Records for this exercise.
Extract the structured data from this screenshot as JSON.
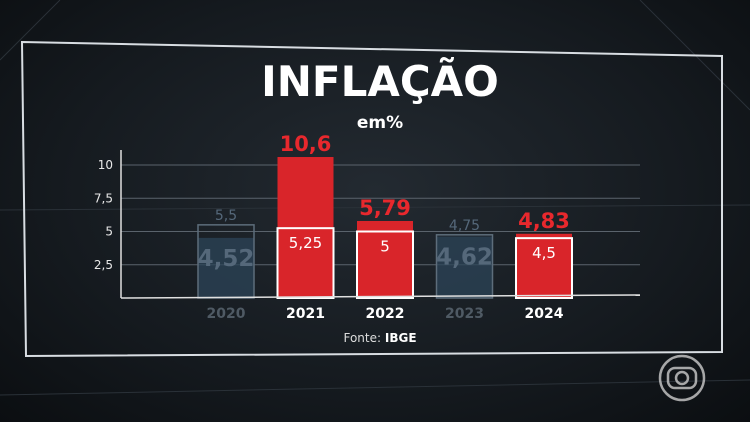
{
  "chart_data": {
    "type": "bar",
    "title": "INFLAÇÃO",
    "subtitle": "em%",
    "source_label": "Fonte:",
    "source_name": "IBGE",
    "categories": [
      "2020",
      "2021",
      "2022",
      "2023",
      "2024"
    ],
    "series": [
      {
        "role": "inflation",
        "values": [
          4.52,
          10.6,
          5.79,
          4.62,
          4.83
        ],
        "labels": [
          "4,52",
          "10,6",
          "5,79",
          "4,62",
          "4,83"
        ]
      },
      {
        "role": "target-ceiling",
        "values": [
          5.5,
          5.25,
          5,
          4.75,
          4.5
        ],
        "labels": [
          "5,5",
          "5,25",
          "5",
          "4,75",
          "4,5"
        ]
      }
    ],
    "above_target": [
      false,
      true,
      true,
      false,
      true
    ],
    "yticks": [
      2.5,
      5,
      7.5,
      10
    ],
    "ytick_labels": [
      "2,5",
      "5",
      "7,5",
      "10"
    ],
    "ylim": [
      0,
      11
    ],
    "grid": true,
    "colors": {
      "above": "#d9252a",
      "within": "#2c4458",
      "dim_text": "#55687a",
      "label_red": "#e8282d"
    }
  }
}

Task details.
Copy all the records above exactly, but leave out the pictures.

The reply.
Extract the structured data from this screenshot as JSON.
{
  "chart_data": {
    "type": "bar",
    "title": "INFLAÇÃO",
    "subtitle": "em%",
    "source_label": "Fonte:",
    "source_name": "IBGE",
    "categories": [
      "2020",
      "2021",
      "2022",
      "2023",
      "2024"
    ],
    "series": [
      {
        "role": "inflation",
        "values": [
          4.52,
          10.6,
          5.79,
          4.62,
          4.83
        ],
        "labels": [
          "4,52",
          "10,6",
          "5,79",
          "4,62",
          "4,83"
        ]
      },
      {
        "role": "target-ceiling",
        "values": [
          5.5,
          5.25,
          5,
          4.75,
          4.5
        ],
        "labels": [
          "5,5",
          "5,25",
          "5",
          "4,75",
          "4,5"
        ]
      }
    ],
    "above_target": [
      false,
      true,
      true,
      false,
      true
    ],
    "yticks": [
      2.5,
      5,
      7.5,
      10
    ],
    "ytick_labels": [
      "2,5",
      "5",
      "7,5",
      "10"
    ],
    "ylim": [
      0,
      11
    ],
    "grid": true,
    "colors": {
      "above": "#d9252a",
      "within": "#2c4458",
      "dim_text": "#55687a",
      "label_red": "#e8282d"
    }
  }
}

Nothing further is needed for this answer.